START Working data
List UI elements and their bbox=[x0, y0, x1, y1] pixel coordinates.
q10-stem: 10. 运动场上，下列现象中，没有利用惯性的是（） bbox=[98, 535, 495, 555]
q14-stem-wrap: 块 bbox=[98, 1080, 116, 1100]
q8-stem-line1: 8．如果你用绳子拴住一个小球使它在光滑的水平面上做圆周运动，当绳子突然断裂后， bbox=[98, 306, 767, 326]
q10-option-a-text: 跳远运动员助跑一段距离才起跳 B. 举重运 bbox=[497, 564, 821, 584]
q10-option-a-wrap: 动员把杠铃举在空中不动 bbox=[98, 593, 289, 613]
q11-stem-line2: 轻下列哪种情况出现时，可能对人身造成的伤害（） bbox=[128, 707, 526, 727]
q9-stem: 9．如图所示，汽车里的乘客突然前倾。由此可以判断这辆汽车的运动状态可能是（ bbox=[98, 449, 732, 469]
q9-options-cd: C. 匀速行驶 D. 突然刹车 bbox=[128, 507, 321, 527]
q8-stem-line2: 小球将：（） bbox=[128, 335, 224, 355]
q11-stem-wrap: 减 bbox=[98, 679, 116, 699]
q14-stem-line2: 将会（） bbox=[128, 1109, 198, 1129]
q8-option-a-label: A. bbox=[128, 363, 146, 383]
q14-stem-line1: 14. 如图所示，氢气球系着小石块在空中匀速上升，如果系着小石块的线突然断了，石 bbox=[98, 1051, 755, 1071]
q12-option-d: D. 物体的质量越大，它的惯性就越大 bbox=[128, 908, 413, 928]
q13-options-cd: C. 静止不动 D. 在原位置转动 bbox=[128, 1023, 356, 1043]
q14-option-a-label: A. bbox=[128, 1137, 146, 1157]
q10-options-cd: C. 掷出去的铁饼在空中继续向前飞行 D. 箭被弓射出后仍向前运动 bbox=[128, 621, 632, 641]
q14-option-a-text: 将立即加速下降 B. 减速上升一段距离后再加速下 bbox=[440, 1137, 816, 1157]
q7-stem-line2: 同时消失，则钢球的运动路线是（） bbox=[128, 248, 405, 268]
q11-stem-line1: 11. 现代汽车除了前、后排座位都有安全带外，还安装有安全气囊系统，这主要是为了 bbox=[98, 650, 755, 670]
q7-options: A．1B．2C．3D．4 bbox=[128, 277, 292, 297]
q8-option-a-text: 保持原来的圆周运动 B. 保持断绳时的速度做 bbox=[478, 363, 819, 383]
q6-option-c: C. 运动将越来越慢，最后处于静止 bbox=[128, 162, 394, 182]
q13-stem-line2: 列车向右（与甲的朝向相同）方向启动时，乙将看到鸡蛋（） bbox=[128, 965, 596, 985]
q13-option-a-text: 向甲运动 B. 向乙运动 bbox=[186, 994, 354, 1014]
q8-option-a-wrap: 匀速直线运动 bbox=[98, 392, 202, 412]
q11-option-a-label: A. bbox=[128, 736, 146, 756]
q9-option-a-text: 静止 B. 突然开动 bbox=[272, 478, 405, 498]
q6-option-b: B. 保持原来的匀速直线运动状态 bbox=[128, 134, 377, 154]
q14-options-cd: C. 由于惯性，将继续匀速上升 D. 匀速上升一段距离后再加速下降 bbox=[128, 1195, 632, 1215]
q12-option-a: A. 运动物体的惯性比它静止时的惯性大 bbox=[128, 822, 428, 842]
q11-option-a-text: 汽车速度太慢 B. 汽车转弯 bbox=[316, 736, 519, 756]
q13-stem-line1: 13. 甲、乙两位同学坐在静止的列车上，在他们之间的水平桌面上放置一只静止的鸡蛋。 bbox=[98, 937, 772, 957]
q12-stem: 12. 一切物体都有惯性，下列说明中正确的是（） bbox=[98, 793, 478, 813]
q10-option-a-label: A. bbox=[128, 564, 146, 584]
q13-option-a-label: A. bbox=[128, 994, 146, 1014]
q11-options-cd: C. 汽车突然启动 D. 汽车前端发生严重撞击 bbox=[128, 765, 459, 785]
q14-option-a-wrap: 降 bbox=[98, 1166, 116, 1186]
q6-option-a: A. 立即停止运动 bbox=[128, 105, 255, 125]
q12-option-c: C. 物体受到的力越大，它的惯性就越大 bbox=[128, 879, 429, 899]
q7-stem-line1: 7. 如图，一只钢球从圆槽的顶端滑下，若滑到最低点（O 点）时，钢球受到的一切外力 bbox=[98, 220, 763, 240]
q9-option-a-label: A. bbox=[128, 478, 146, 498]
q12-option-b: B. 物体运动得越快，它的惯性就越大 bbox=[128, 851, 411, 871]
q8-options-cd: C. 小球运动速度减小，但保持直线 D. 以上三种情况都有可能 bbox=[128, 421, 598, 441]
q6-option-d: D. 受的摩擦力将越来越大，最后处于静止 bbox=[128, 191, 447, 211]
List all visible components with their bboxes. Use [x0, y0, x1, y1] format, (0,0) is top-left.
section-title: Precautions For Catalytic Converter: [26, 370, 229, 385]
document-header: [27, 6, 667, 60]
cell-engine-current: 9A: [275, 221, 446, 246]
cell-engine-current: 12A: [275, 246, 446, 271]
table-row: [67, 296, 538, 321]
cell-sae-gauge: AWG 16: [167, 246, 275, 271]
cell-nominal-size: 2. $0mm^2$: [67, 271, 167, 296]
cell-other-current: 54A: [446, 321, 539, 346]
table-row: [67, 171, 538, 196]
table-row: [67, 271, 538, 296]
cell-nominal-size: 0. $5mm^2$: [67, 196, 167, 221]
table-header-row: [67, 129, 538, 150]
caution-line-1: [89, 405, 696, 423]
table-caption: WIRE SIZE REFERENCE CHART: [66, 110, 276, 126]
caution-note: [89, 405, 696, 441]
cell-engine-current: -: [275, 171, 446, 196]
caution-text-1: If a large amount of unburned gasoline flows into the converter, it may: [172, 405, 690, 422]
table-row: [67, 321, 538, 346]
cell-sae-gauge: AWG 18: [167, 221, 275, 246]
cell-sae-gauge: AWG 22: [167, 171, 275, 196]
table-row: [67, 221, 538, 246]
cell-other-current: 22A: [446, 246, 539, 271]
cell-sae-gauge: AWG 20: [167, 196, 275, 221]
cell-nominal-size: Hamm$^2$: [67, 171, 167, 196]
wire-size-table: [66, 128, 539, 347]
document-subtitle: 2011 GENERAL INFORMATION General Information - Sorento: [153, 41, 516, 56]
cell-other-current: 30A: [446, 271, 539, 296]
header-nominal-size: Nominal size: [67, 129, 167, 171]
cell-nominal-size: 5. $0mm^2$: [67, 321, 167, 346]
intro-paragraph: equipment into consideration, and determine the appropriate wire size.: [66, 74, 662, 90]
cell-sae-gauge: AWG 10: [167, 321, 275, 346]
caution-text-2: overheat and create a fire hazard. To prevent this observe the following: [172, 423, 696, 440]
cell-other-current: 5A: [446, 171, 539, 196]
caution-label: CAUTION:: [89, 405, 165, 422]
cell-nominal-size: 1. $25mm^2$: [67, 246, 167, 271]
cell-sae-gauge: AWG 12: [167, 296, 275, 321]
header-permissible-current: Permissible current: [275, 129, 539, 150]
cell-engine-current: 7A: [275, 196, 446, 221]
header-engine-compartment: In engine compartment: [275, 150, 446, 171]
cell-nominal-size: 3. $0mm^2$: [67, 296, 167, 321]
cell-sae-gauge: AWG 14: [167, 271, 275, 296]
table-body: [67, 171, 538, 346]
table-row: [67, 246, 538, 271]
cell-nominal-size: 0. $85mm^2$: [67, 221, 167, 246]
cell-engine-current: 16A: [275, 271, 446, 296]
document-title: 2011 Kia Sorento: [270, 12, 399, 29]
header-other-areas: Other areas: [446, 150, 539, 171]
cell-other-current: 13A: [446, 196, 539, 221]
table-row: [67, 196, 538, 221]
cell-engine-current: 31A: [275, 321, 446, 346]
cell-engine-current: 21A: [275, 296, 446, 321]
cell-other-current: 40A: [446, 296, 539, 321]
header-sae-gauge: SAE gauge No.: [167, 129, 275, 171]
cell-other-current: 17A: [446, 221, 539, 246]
END Working data
Rewrite the items from the first line up to and including the line containing "449, 732, 469]" as a JSON list of strings, one string per line, leaving out any blank lines.

[
  "List UI elements and their bbox=[x0, y0, x1, y1] pixel coordinates.",
  "q10-stem: 10. 运动场上，下列现象中，没有利用惯性的是（） bbox=[98, 535, 495, 555]",
  "q14-stem-wrap: 块 bbox=[98, 1080, 116, 1100]",
  "q8-stem-line1: 8．如果你用绳子拴住一个小球使它在光滑的水平面上做圆周运动，当绳子突然断裂后， bbox=[98, 306, 767, 326]",
  "q10-option-a-text: 跳远运动员助跑一段距离才起跳 B. 举重运 bbox=[497, 564, 821, 584]",
  "q10-option-a-wrap: 动员把杠铃举在空中不动 bbox=[98, 593, 289, 613]",
  "q11-stem-line2: 轻下列哪种情况出现时，可能对人身造成的伤害（） bbox=[128, 707, 526, 727]",
  "q9-stem: 9．如图所示，汽车里的乘客突然前倾。由此可以判断这辆汽车的运动状态可能是（ bbox=[98, 449, 732, 469]"
]